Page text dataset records
════════
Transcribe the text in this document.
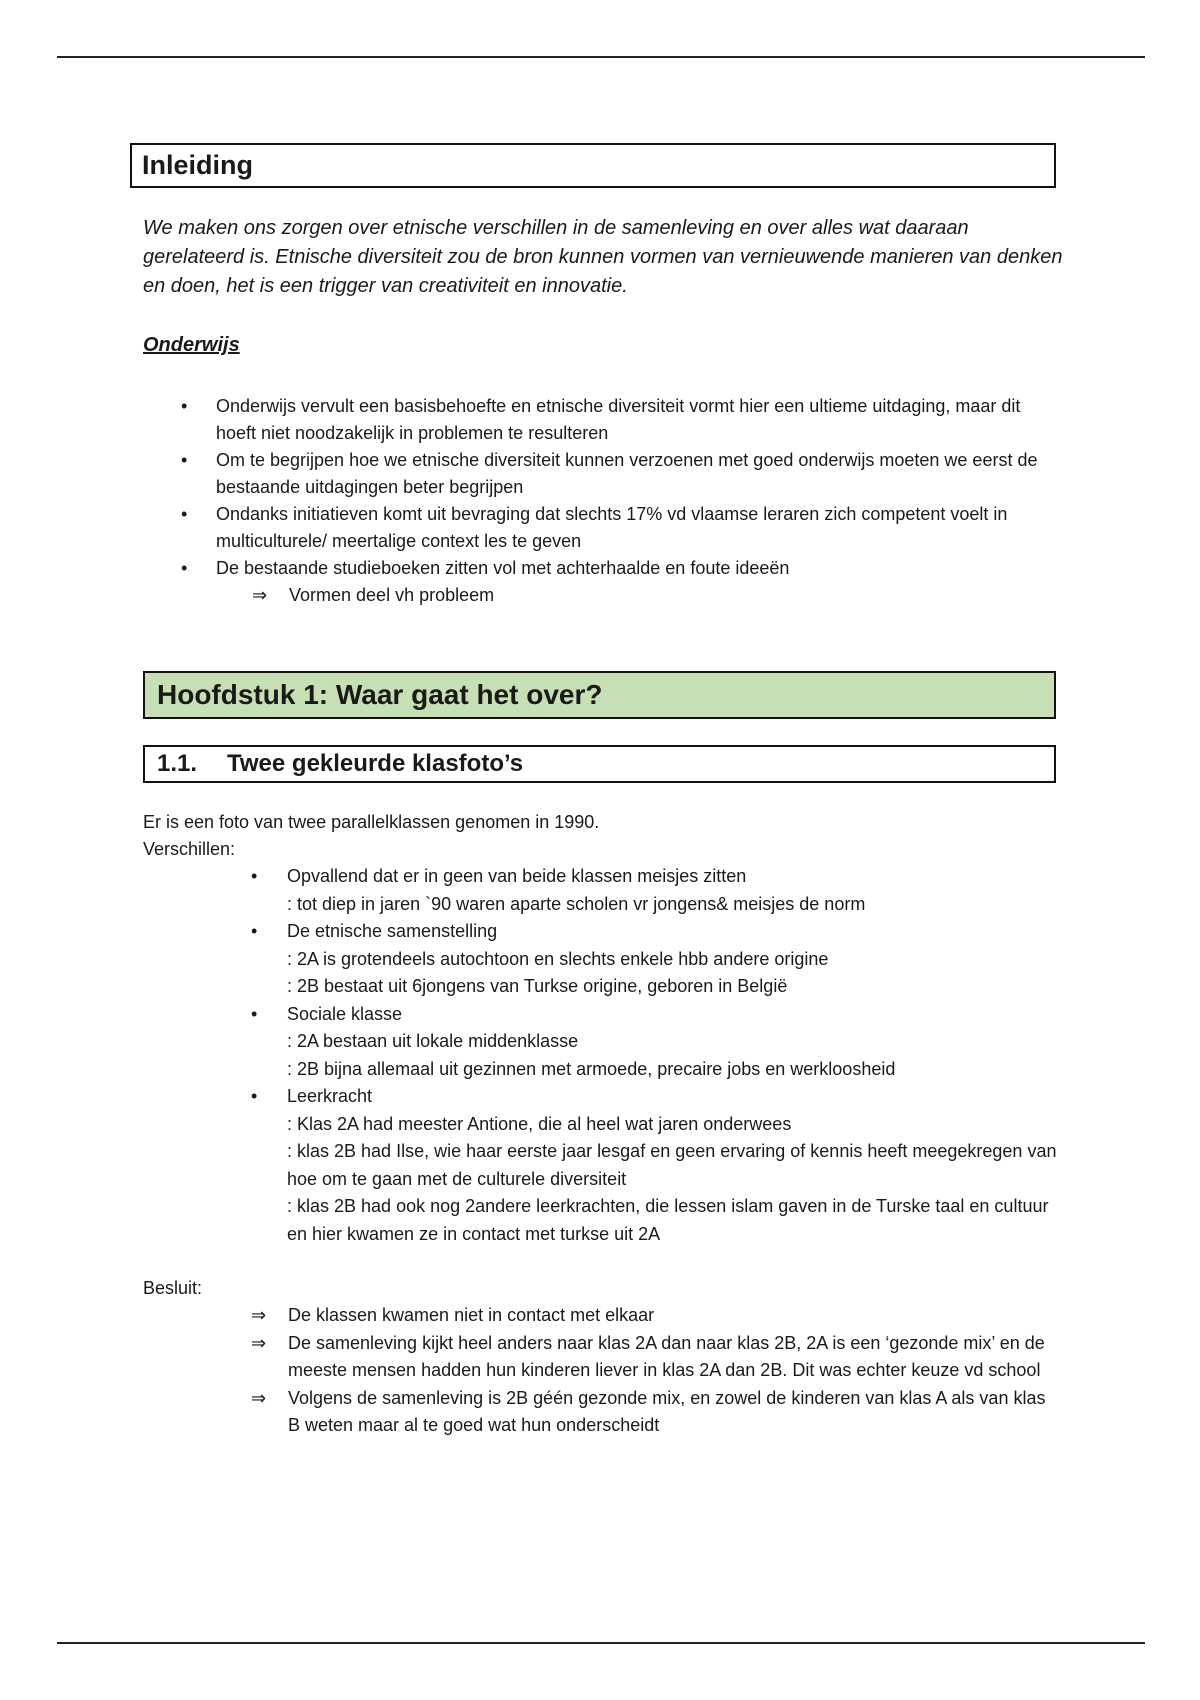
Inleiding

We maken ons zorgen over etnische verschillen in de samenleving en over alles wat daaraan gerelateerd is. Etnische diversiteit zou de bron kunnen vormen van vernieuwende manieren van denken en doen, het is een trigger van creativiteit en innovatie.

Onderwijs

• Onderwijs vervult een basisbehoefte en etnische diversiteit vormt hier een ultieme uitdaging, maar dit hoeft niet noodzakelijk in problemen te resulteren
• Om te begrijpen hoe we etnische diversiteit kunnen verzoenen met goed onderwijs moeten we eerst de bestaande uitdagingen beter begrijpen
• Ondanks initiatieven komt uit bevraging dat slechts 17% vd vlaamse leraren zich competent voelt in multiculturele/ meertalige context les te geven
• De bestaande studieboeken zitten vol met achterhaalde en foute ideeën
⇒ Vormen deel vh probleem
Hoofdstuk 1: Waar gaat het over?
1.1.	Twee gekleurde klasfoto’s

Er is een foto van twee parallelklassen genomen in 1990.

Verschillen:

• Opvallend dat er in geen van beide klassen meisjes zitten
: tot diep in jaren `90 waren aparte scholen vr jongens& meisjes de norm
• De etnische samenstelling
: 2A is grotendeels autochtoon en slechts enkele hbb andere origine
: 2B bestaat uit 6jongens van Turkse origine, geboren in België
• Sociale klasse
: 2A bestaan uit lokale middenklasse
: 2B bijna allemaal uit gezinnen met armoede, precaire jobs en werkloosheid
• Leerkracht
: Klas 2A had meester Antione, die al heel wat jaren onderwees
: klas 2B had Ilse, wie haar eerste jaar lesgaf en geen ervaring of kennis heeft meegekregen van hoe om te gaan met de culturele diversiteit
: klas 2B had ook nog 2andere leerkrachten, die lessen islam gaven in de Turske taal en cultuur en hier kwamen ze in contact met turkse uit 2A

Besluit:

⇒ De klassen kwamen niet in contact met elkaar
⇒ De samenleving kijkt heel anders naar klas 2A dan naar klas 2B, 2A is een ‘gezonde mix’ en de meeste mensen hadden hun kinderen liever in klas 2A dan 2B. Dit was echter keuze vd school
⇒ Volgens de samenleving is 2B géén gezonde mix, en zowel de kinderen van klas A als van klas B weten maar al te goed wat hun onderscheidt
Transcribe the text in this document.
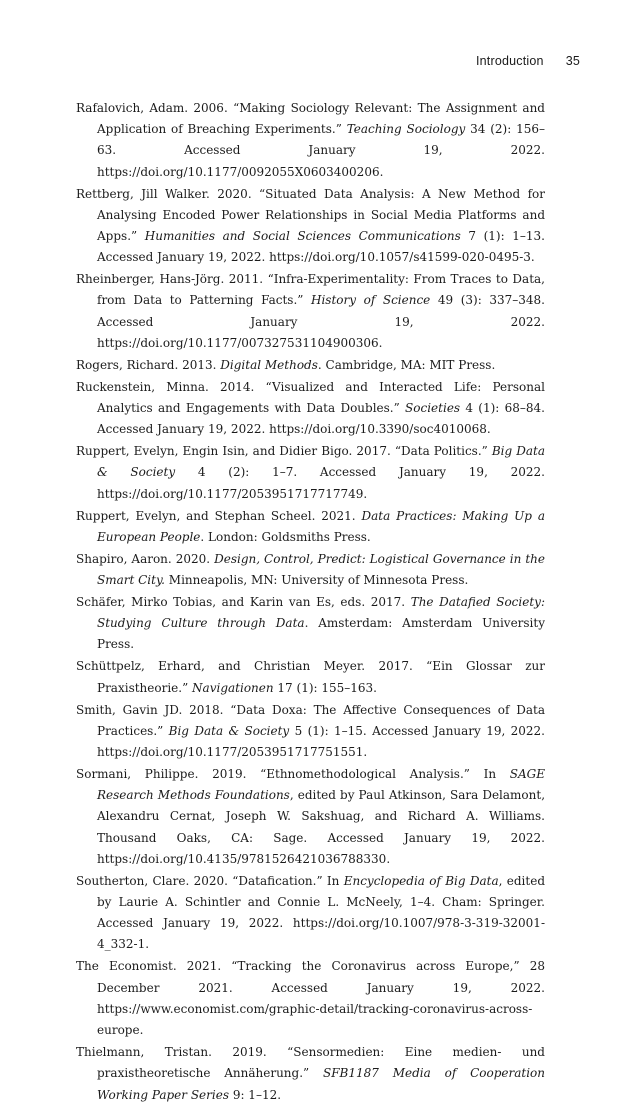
Introduction 35

Rafalovich, Adam. 2006. “Making Sociology Relevant: The Assignment and Application of Breaching Experiments.” Teaching Sociology 34 (2): 156–63. Accessed January 19, 2022. https://doi.org/10.1177/0092055X0603400206.

Rettberg, Jill Walker. 2020. “Situated Data Analysis: A New Method for Analysing Encoded Power Relationships in Social Media Platforms and Apps.” Humanities and Social Sciences Communications 7 (1): 1–13. Accessed January 19, 2022. https://doi.org/10.1057/s41599-020-0495-3.

Rheinberger, Hans-Jörg. 2011. “Infra-Experimentality: From Traces to Data, from Data to Patterning Facts.” History of Science 49 (3): 337–348. Accessed January 19, 2022. https://doi.org/10.1177/007327531104900306.

Rogers, Richard. 2013. Digital Methods. Cambridge, MA: MIT Press.

Ruckenstein, Minna. 2014. “Visualized and Interacted Life: Personal Analytics and Engagements with Data Doubles.” Societies 4 (1): 68–84. Accessed January 19, 2022. https://doi.org/10.3390/soc4010068.

Ruppert, Evelyn, Engin Isin, and Didier Bigo. 2017. “Data Politics.” Big Data & Society 4 (2): 1–7. Accessed January 19, 2022. https://doi.org/10.1177/2053951717717749.

Ruppert, Evelyn, and Stephan Scheel. 2021. Data Practices: Making Up a European People. London: Goldsmiths Press.

Shapiro, Aaron. 2020. Design, Control, Predict: Logistical Governance in the Smart City. Minneapolis, MN: University of Minnesota Press.

Schäfer, Mirko Tobias, and Karin van Es, eds. 2017. The Datafied Society: Studying Culture through Data. Amsterdam: Amsterdam University Press.

Schüttpelz, Erhard, and Christian Meyer. 2017. “Ein Glossar zur Praxistheorie.” Navigationen 17 (1): 155–163.

Smith, Gavin JD. 2018. “Data Doxa: The Affective Consequences of Data Practices.” Big Data & Society 5 (1): 1–15. Accessed January 19, 2022. https://doi.org/10.1177/2053951717751551.

Sormani, Philippe. 2019. “Ethnomethodological Analysis.” In SAGE Research Methods Foundations, edited by Paul Atkinson, Sara Delamont, Alexandru Cernat, Joseph W. Sakshuag, and Richard A. Williams. Thousand Oaks, CA: Sage. Accessed January 19, 2022. https://doi.org/10.4135/9781526421036788330.

Southerton, Clare. 2020. “Datafication.” In Encyclopedia of Big Data, edited by Laurie A. Schintler and Connie L. McNeely, 1–4. Cham: Springer. Accessed January 19, 2022. https://doi.org/10.1007/978-3-319-32001-4_332-1.

The Economist. 2021. “Tracking the Coronavirus across Europe,” 28 December 2021. Accessed January 19, 2022. https://www.economist.com/graphic-detail/tracking-coronavirus-across-europe.

Thielmann, Tristan. 2019. “Sensormedien: Eine medien- und praxistheoretische Annäherung.” SFB1187 Media of Cooperation Working Paper Series 9: 1–12.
════════
## DESCRIPTION OF THE TASK
Exactly one number is wanted in reply: the count of lines above that hold the string "Practices".

## RESPONSE FOR THIS EXERCISE
2